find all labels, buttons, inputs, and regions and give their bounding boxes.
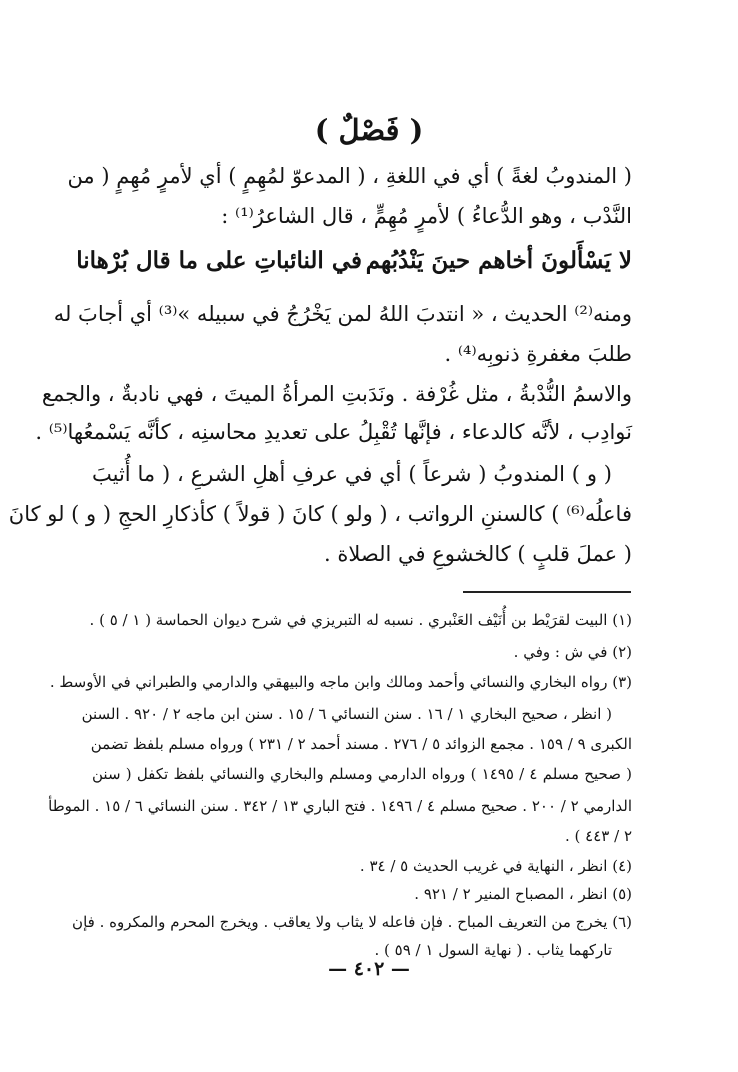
main-line-6: نَوادِب ، لأنَّه كالدعاء ، فإنَّها تُقْبِلُ على تعديدِ محاسنِه ، كأنَّه يَسْمعُها⁽⁵⁾ . xyxy=(35,420,632,444)
footnote-3-cont-4: الدارمي ٢ / ٢٠٠ . صحيح مسلم ٤ / ١٤٩٦ . فتح الباري ١٣ / ٣٤٢ . سنن النسائي ٦ / ١٥ . الموطأ xyxy=(48,797,632,815)
main-line-3: ومنه⁽²⁾ الحديث ، « انتدبَ اللهُ لمن يَخْرُجُ في سبيله »⁽³⁾ أي أجابَ له xyxy=(53,302,632,326)
verse-second-hemistich: في النائباتِ على ما قال بُرْهانا xyxy=(76,247,362,274)
footnote-3-cont-3: ( صحيح مسلم ٤ / ١٤٩٥ ) ورواه الدارمي ومسلم والبخاري والنسائي بلفظ تكفل ( سنن xyxy=(92,765,633,783)
footnote-3: (٣) رواه البخاري والنسائي وأحمد ومالك وابن ماجه والبيهقي والدارمي والطبراني في الأوسط . xyxy=(49,673,632,691)
footnote-3-cont-2: الكبرى ٩ / ١٥٩ . مجمع الزوائد ٥ / ٢٧٦ . مسند أحمد ٢ / ٢٣١ ) ورواه مسلم بلفظ تضمن xyxy=(90,735,632,753)
footnote-1: (١) البيت لقرَيْط بن أُنَيْف العَنْبري . نسبه له التبريزي في شرح ديوان الحماسة ( ١ / ٥ ) . xyxy=(89,611,632,629)
main-line-1: ( المندوبُ لغةً ) أي في اللغةِ ، ( المدعوّ لمُهِمٍ ) أي لأمرٍ مُهِمٍ ( من xyxy=(67,164,632,188)
footnote-6-cont: تاركهما يثاب . ( نهاية السول ١ / ٥٩ ) . xyxy=(374,941,612,959)
footnote-2: (٢) في ش : وفي . xyxy=(513,643,632,661)
footnote-4: (٤) انظر ، النهاية في غريب الحديث ٥ / ٣٤ . xyxy=(359,857,632,875)
footnote-5: (٥) انظر ، المصباح المنير ٢ / ٩٢١ . xyxy=(414,885,632,903)
main-line-8: فاعلُه⁽⁶⁾ ) كالسننِ الرواتب ، ( ولو ) كانَ ( قولاً ) كأذكارِ الحجِ ( و ) لو كانَ xyxy=(8,502,632,526)
verse xyxy=(76,240,632,282)
verse-first-hemistich: لا يَسْأَلونَ أخاهم حينَ يَنْدُبُهم xyxy=(365,247,632,274)
footnote-3-cont-5: ٢ / ٤٤٣ ) . xyxy=(565,827,632,845)
main-line-4: طلبَ مغفرةِ ذنوبِه⁽⁴⁾ . xyxy=(444,342,632,366)
page-number: — ٤٠٢ — xyxy=(328,958,410,980)
main-line-5: والاسمُ النُّدْبةُ ، مثل غُرْفة . ونَدَبتِ المرأةُ الميتَ ، فهي نادبةٌ ، والجمع xyxy=(41,382,632,406)
main-line-7: ( و ) المندوبُ ( شرعاً ) أي في عرفِ أهلِ الشرعِ ، ( ما أُثيبَ xyxy=(92,462,612,486)
main-line-2: النَّدْب ، وهو الدُّعاءُ ) لأمرٍ مُهِمٍّ ، قال الشاعرُ⁽¹⁾ : xyxy=(221,204,632,228)
main-line-9: ( عملَ قلبٍ ) كالخشوعِ في الصلاة . xyxy=(324,542,632,566)
footnote-6: (٦) يخرج من التعريف المباح . فإن فاعله لا يثاب ولا يعاقب . ويخرج المحرم والمكروه . فإن xyxy=(72,913,632,931)
footnote-separator xyxy=(463,591,631,593)
section-title: ( فَصْلٌ ) xyxy=(314,113,424,147)
footnote-3-cont-1: ( انظر ، صحيح البخاري ١ / ١٦ . سنن النسائي ٦ / ١٥ . سنن ابن ماجه ٢ / ٩٢٠ . السنن xyxy=(81,705,612,723)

————————

§ What is asked
Recast each line of the listing above as a JSON list of strings, with one string per line and no blank lines. Leave the pictures out of your answer.

§ Output for this task
[
  "find all labels, buttons, inputs, and regions and give their bounding boxes.",
  "main-line-6: نَوادِب ، لأنَّه كالدعاء ، فإنَّها تُقْبِلُ على تعديدِ محاسنِه ، كأنَّه يَسْمعُها⁽⁵⁾ . xyxy=(35,420,632,444)",
  "footnote-3-cont-4: الدارمي ٢ / ٢٠٠ . صحيح مسلم ٤ / ١٤٩٦ . فتح الباري ١٣ / ٣٤٢ . سنن النسائي ٦ / ١٥ . الموطأ xyxy=(48,797,632,815)",
  "main-line-3: ومنه⁽²⁾ الحديث ، « انتدبَ اللهُ لمن يَخْرُجُ في سبيله »⁽³⁾ أي أجابَ له xyxy=(53,302,632,326)",
  "verse-second-hemistich: في النائباتِ على ما قال بُرْهانا xyxy=(76,247,362,274)",
  "footnote-3-cont-3: ( صحيح مسلم ٤ / ١٤٩٥ ) ورواه الدارمي ومسلم والبخاري والنسائي بلفظ تكفل ( سنن xyxy=(92,765,633,783)",
  "footnote-3: (٣) رواه البخاري والنسائي وأحمد ومالك وابن ماجه والبيهقي والدارمي والطبراني في الأوسط . xyxy=(49,673,632,691)",
  "footnote-3-cont-2: الكبرى ٩ / ١٥٩ . مجمع الزوائد ٥ / ٢٧٦ . مسند أحمد ٢ / ٢٣١ ) ورواه مسلم بلفظ تضمن xyxy=(90,735,632,753)",
  "footnote-1: (١) البيت لقرَيْط بن أُنَيْف العَنْبري . نسبه له التبريزي في شرح ديوان الحماسة ( ١ / ٥ ) . xyxy=(89,611,632,629)",
  "main-line-1: ( المندوبُ لغةً ) أي في اللغةِ ، ( المدعوّ لمُهِمٍ ) أي لأمرٍ مُهِمٍ ( من xyxy=(67,164,632,188)",
  "footnote-6-cont: تاركهما يثاب . ( نهاية السول ١ / ٥٩ ) . xyxy=(374,941,612,959)",
  "footnote-2: (٢) في ش : وفي . xyxy=(513,643,632,661)",
  "footnote-4: (٤) انظر ، النهاية في غريب الحديث ٥ / ٣٤ . xyxy=(359,857,632,875)",
  "footnote-5: (٥) انظر ، المصباح المنير ٢ / ٩٢١ . xyxy=(414,885,632,903)",
  "main-line-8: فاعلُه⁽⁶⁾ ) كالسننِ الرواتب ، ( ولو ) كانَ ( قولاً ) كأذكارِ الحجِ ( و ) لو كانَ xyxy=(8,502,632,526)",
  "verse xyxy=(76,240,632,282)",
  "verse-first-hemistich: لا يَسْأَلونَ أخاهم حينَ يَنْدُبُهم xyxy=(365,247,632,274)",
  "footnote-3-cont-5: ٢ / ٤٤٣ ) . xyxy=(565,827,632,845)",
  "main-line-4: طلبَ مغفرةِ ذنوبِه⁽⁴⁾ . xyxy=(444,342,632,366)",
  "page-number: — ٤٠٢ — xyxy=(328,958,410,980)",
  "main-line-5: والاسمُ النُّدْبةُ ، مثل غُرْفة . ونَدَبتِ المرأةُ الميتَ ، فهي نادبةٌ ، والجمع xyxy=(41,382,632,406)",
  "main-line-7: ( و ) المندوبُ ( شرعاً ) أي في عرفِ أهلِ الشرعِ ، ( ما أُثيبَ xyxy=(92,462,612,486)",
  "main-line-2: النَّدْب ، وهو الدُّعاءُ ) لأمرٍ مُهِمٍّ ، قال الشاعرُ⁽¹⁾ : xyxy=(221,204,632,228)",
  "main-line-9: ( عملَ قلبٍ ) كالخشوعِ في الصلاة . xyxy=(324,542,632,566)",
  "footnote-6: (٦) يخرج من التعريف المباح . فإن فاعله لا يثاب ولا يعاقب . ويخرج المحرم والمكروه . فإن xyxy=(72,913,632,931)",
  "footnote-separator xyxy=(463,591,631,593)",
  "section-title: ( فَصْلٌ ) xyxy=(314,113,424,147)",
  "footnote-3-cont-1: ( انظر ، صحيح البخاري ١ / ١٦ . سنن النسائي ٦ / ١٥ . سنن ابن ماجه ٢ / ٩٢٠ . السنن xyxy=(81,705,612,723)"
]